What you will do:
Reproduce the listing that follows with no differences at all.

Information given:
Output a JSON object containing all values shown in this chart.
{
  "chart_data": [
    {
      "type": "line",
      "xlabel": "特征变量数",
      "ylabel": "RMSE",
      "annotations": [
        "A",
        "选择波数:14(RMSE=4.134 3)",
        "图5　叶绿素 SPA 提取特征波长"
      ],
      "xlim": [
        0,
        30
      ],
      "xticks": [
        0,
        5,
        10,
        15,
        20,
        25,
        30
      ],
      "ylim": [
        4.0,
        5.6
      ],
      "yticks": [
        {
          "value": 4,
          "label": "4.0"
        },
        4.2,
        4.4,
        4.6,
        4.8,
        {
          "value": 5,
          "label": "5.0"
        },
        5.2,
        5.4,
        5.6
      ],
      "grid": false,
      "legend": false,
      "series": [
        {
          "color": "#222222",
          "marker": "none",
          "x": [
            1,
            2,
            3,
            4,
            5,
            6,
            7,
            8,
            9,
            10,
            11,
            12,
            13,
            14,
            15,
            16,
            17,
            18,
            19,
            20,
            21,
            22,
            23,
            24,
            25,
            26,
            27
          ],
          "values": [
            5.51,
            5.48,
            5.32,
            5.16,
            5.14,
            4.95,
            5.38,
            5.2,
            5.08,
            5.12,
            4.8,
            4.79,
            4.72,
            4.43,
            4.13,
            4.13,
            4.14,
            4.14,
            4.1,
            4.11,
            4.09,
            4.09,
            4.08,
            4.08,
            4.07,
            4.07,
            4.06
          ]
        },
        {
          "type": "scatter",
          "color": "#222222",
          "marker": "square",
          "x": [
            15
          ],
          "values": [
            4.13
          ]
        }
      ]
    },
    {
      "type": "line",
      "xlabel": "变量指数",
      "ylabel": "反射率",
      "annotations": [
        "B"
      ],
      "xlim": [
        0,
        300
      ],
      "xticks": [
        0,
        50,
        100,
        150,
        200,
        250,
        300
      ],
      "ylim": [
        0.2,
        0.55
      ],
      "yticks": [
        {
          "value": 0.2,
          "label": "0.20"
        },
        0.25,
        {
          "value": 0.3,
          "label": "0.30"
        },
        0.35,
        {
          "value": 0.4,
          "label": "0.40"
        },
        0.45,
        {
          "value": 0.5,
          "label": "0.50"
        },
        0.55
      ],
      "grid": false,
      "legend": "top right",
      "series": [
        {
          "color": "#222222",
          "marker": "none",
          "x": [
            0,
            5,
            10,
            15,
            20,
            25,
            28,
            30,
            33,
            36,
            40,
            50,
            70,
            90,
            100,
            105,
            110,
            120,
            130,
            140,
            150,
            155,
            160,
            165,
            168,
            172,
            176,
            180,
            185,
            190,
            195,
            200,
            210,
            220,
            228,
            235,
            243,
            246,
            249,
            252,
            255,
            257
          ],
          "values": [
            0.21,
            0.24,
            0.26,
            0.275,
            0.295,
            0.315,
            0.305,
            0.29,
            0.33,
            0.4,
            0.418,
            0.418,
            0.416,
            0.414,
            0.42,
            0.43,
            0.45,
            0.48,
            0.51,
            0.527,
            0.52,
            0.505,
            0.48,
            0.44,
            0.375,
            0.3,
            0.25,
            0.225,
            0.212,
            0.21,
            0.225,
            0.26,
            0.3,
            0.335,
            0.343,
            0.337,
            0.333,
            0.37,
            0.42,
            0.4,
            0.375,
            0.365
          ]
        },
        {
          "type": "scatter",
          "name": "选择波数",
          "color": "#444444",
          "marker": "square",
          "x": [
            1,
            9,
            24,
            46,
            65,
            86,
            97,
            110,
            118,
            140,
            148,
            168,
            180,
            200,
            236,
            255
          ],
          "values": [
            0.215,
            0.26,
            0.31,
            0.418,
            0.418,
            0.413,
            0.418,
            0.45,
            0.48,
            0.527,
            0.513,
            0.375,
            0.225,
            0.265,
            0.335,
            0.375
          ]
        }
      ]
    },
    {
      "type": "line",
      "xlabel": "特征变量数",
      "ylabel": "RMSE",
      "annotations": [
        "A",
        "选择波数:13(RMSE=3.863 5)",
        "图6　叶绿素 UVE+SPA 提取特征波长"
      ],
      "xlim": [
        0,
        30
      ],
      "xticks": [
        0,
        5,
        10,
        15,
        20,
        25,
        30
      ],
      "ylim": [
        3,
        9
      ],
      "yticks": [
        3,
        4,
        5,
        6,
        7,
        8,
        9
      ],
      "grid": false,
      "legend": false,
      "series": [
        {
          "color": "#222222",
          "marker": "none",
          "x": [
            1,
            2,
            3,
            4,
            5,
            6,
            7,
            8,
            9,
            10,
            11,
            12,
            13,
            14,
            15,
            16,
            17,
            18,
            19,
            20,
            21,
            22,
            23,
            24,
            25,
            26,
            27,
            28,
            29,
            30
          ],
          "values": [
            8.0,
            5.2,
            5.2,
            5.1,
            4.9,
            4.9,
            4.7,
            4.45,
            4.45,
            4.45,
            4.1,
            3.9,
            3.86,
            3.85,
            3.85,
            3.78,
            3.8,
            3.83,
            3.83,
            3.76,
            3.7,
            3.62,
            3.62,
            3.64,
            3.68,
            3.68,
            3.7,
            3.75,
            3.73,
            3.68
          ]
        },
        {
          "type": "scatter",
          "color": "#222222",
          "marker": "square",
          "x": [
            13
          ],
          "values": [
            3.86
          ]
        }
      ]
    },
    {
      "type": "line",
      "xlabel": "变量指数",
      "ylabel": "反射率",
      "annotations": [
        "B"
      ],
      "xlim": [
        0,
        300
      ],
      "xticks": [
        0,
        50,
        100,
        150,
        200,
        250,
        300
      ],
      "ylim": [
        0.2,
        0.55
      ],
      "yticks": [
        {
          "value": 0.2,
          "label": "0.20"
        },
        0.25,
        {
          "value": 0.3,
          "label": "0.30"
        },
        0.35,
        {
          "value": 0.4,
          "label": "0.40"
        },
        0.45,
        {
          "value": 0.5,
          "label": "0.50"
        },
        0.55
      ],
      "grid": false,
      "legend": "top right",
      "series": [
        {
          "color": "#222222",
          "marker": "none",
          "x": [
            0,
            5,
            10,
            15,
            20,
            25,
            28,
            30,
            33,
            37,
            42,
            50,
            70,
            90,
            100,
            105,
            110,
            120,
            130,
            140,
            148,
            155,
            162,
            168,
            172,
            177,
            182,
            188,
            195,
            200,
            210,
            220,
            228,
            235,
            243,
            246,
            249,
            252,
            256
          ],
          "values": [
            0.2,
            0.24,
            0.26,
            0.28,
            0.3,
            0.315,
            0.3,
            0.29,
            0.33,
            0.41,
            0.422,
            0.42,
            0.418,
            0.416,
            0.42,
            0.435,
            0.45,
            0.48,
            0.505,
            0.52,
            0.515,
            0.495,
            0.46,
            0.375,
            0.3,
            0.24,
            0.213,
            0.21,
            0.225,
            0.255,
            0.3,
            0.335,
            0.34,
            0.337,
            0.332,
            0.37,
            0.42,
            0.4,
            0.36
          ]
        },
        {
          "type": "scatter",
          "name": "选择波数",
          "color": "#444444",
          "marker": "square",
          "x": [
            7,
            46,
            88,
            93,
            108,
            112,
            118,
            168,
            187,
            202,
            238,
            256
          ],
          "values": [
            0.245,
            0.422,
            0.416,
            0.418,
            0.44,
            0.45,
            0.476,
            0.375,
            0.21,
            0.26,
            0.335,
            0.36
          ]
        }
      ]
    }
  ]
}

Written response:
Output a JSON object containing all values shown in this chart.
{
  "chart_data": [
    {
      "type": "line",
      "xlabel": "特征变量数",
      "ylabel": "RMSE",
      "annotations": [
        "A",
        "选择波数:14(RMSE=4.134 3)",
        "图5　叶绿素 SPA 提取特征波长"
      ],
      "xlim": [
        0,
        30
      ],
      "xticks": [
        0,
        5,
        10,
        15,
        20,
        25,
        30
      ],
      "ylim": [
        4.0,
        5.6
      ],
      "yticks": [
        {
          "value": 4,
          "label": "4.0"
        },
        4.2,
        4.4,
        4.6,
        4.8,
        {
          "value": 5,
          "label": "5.0"
        },
        5.2,
        5.4,
        5.6
      ],
      "grid": false,
      "legend": false,
      "series": [
        {
          "color": "#222222",
          "marker": "none",
          "x": [
            1,
            2,
            3,
            4,
            5,
            6,
            7,
            8,
            9,
            10,
            11,
            12,
            13,
            14,
            15,
            16,
            17,
            18,
            19,
            20,
            21,
            22,
            23,
            24,
            25,
            26,
            27
          ],
          "values": [
            5.51,
            5.48,
            5.32,
            5.16,
            5.14,
            4.95,
            5.38,
            5.2,
            5.08,
            5.12,
            4.8,
            4.79,
            4.72,
            4.43,
            4.13,
            4.13,
            4.14,
            4.14,
            4.1,
            4.11,
            4.09,
            4.09,
            4.08,
            4.08,
            4.07,
            4.07,
            4.06
          ]
        },
        {
          "type": "scatter",
          "color": "#222222",
          "marker": "square",
          "x": [
            15
          ],
          "values": [
            4.13
          ]
        }
      ]
    },
    {
      "type": "line",
      "xlabel": "变量指数",
      "ylabel": "反射率",
      "annotations": [
        "B"
      ],
      "xlim": [
        0,
        300
      ],
      "xticks": [
        0,
        50,
        100,
        150,
        200,
        250,
        300
      ],
      "ylim": [
        0.2,
        0.55
      ],
      "yticks": [
        {
          "value": 0.2,
          "label": "0.20"
        },
        0.25,
        {
          "value": 0.3,
          "label": "0.30"
        },
        0.35,
        {
          "value": 0.4,
          "label": "0.40"
        },
        0.45,
        {
          "value": 0.5,
          "label": "0.50"
        },
        0.55
      ],
      "grid": false,
      "legend": "top right",
      "series": [
        {
          "color": "#222222",
          "marker": "none",
          "x": [
            0,
            5,
            10,
            15,
            20,
            25,
            28,
            30,
            33,
            36,
            40,
            50,
            70,
            90,
            100,
            105,
            110,
            120,
            130,
            140,
            150,
            155,
            160,
            165,
            168,
            172,
            176,
            180,
            185,
            190,
            195,
            200,
            210,
            220,
            228,
            235,
            243,
            246,
            249,
            252,
            255,
            257
          ],
          "values": [
            0.21,
            0.24,
            0.26,
            0.275,
            0.295,
            0.315,
            0.305,
            0.29,
            0.33,
            0.4,
            0.418,
            0.418,
            0.416,
            0.414,
            0.42,
            0.43,
            0.45,
            0.48,
            0.51,
            0.527,
            0.52,
            0.505,
            0.48,
            0.44,
            0.375,
            0.3,
            0.25,
            0.225,
            0.212,
            0.21,
            0.225,
            0.26,
            0.3,
            0.335,
            0.343,
            0.337,
            0.333,
            0.37,
            0.42,
            0.4,
            0.375,
            0.365
          ]
        },
        {
          "type": "scatter",
          "name": "选择波数",
          "color": "#444444",
          "marker": "square",
          "x": [
            1,
            9,
            24,
            46,
            65,
            86,
            97,
            110,
            118,
            140,
            148,
            168,
            180,
            200,
            236,
            255
          ],
          "values": [
            0.215,
            0.26,
            0.31,
            0.418,
            0.418,
            0.413,
            0.418,
            0.45,
            0.48,
            0.527,
            0.513,
            0.375,
            0.225,
            0.265,
            0.335,
            0.375
          ]
        }
      ]
    },
    {
      "type": "line",
      "xlabel": "特征变量数",
      "ylabel": "RMSE",
      "annotations": [
        "A",
        "选择波数:13(RMSE=3.863 5)",
        "图6　叶绿素 UVE+SPA 提取特征波长"
      ],
      "xlim": [
        0,
        30
      ],
      "xticks": [
        0,
        5,
        10,
        15,
        20,
        25,
        30
      ],
      "ylim": [
        3,
        9
      ],
      "yticks": [
        3,
        4,
        5,
        6,
        7,
        8,
        9
      ],
      "grid": false,
      "legend": false,
      "series": [
        {
          "color": "#222222",
          "marker": "none",
          "x": [
            1,
            2,
            3,
            4,
            5,
            6,
            7,
            8,
            9,
            10,
            11,
            12,
            13,
            14,
            15,
            16,
            17,
            18,
            19,
            20,
            21,
            22,
            23,
            24,
            25,
            26,
            27,
            28,
            29,
            30
          ],
          "values": [
            8.0,
            5.2,
            5.2,
            5.1,
            4.9,
            4.9,
            4.7,
            4.45,
            4.45,
            4.45,
            4.1,
            3.9,
            3.86,
            3.85,
            3.85,
            3.78,
            3.8,
            3.83,
            3.83,
            3.76,
            3.7,
            3.62,
            3.62,
            3.64,
            3.68,
            3.68,
            3.7,
            3.75,
            3.73,
            3.68
          ]
        },
        {
          "type": "scatter",
          "color": "#222222",
          "marker": "square",
          "x": [
            13
          ],
          "values": [
            3.86
          ]
        }
      ]
    },
    {
      "type": "line",
      "xlabel": "变量指数",
      "ylabel": "反射率",
      "annotations": [
        "B"
      ],
      "xlim": [
        0,
        300
      ],
      "xticks": [
        0,
        50,
        100,
        150,
        200,
        250,
        300
      ],
      "ylim": [
        0.2,
        0.55
      ],
      "yticks": [
        {
          "value": 0.2,
          "label": "0.20"
        },
        0.25,
        {
          "value": 0.3,
          "label": "0.30"
        },
        0.35,
        {
          "value": 0.4,
          "label": "0.40"
        },
        0.45,
        {
          "value": 0.5,
          "label": "0.50"
        },
        0.55
      ],
      "grid": false,
      "legend": "top right",
      "series": [
        {
          "color": "#222222",
          "marker": "none",
          "x": [
            0,
            5,
            10,
            15,
            20,
            25,
            28,
            30,
            33,
            37,
            42,
            50,
            70,
            90,
            100,
            105,
            110,
            120,
            130,
            140,
            148,
            155,
            162,
            168,
            172,
            177,
            182,
            188,
            195,
            200,
            210,
            220,
            228,
            235,
            243,
            246,
            249,
            252,
            256
          ],
          "values": [
            0.2,
            0.24,
            0.26,
            0.28,
            0.3,
            0.315,
            0.3,
            0.29,
            0.33,
            0.41,
            0.422,
            0.42,
            0.418,
            0.416,
            0.42,
            0.435,
            0.45,
            0.48,
            0.505,
            0.52,
            0.515,
            0.495,
            0.46,
            0.375,
            0.3,
            0.24,
            0.213,
            0.21,
            0.225,
            0.255,
            0.3,
            0.335,
            0.34,
            0.337,
            0.332,
            0.37,
            0.42,
            0.4,
            0.36
          ]
        },
        {
          "type": "scatter",
          "name": "选择波数",
          "color": "#444444",
          "marker": "square",
          "x": [
            7,
            46,
            88,
            93,
            108,
            112,
            118,
            168,
            187,
            202,
            238,
            256
          ],
          "values": [
            0.245,
            0.422,
            0.416,
            0.418,
            0.44,
            0.45,
            0.476,
            0.375,
            0.21,
            0.26,
            0.335,
            0.36
          ]
        }
      ]
    }
  ]
}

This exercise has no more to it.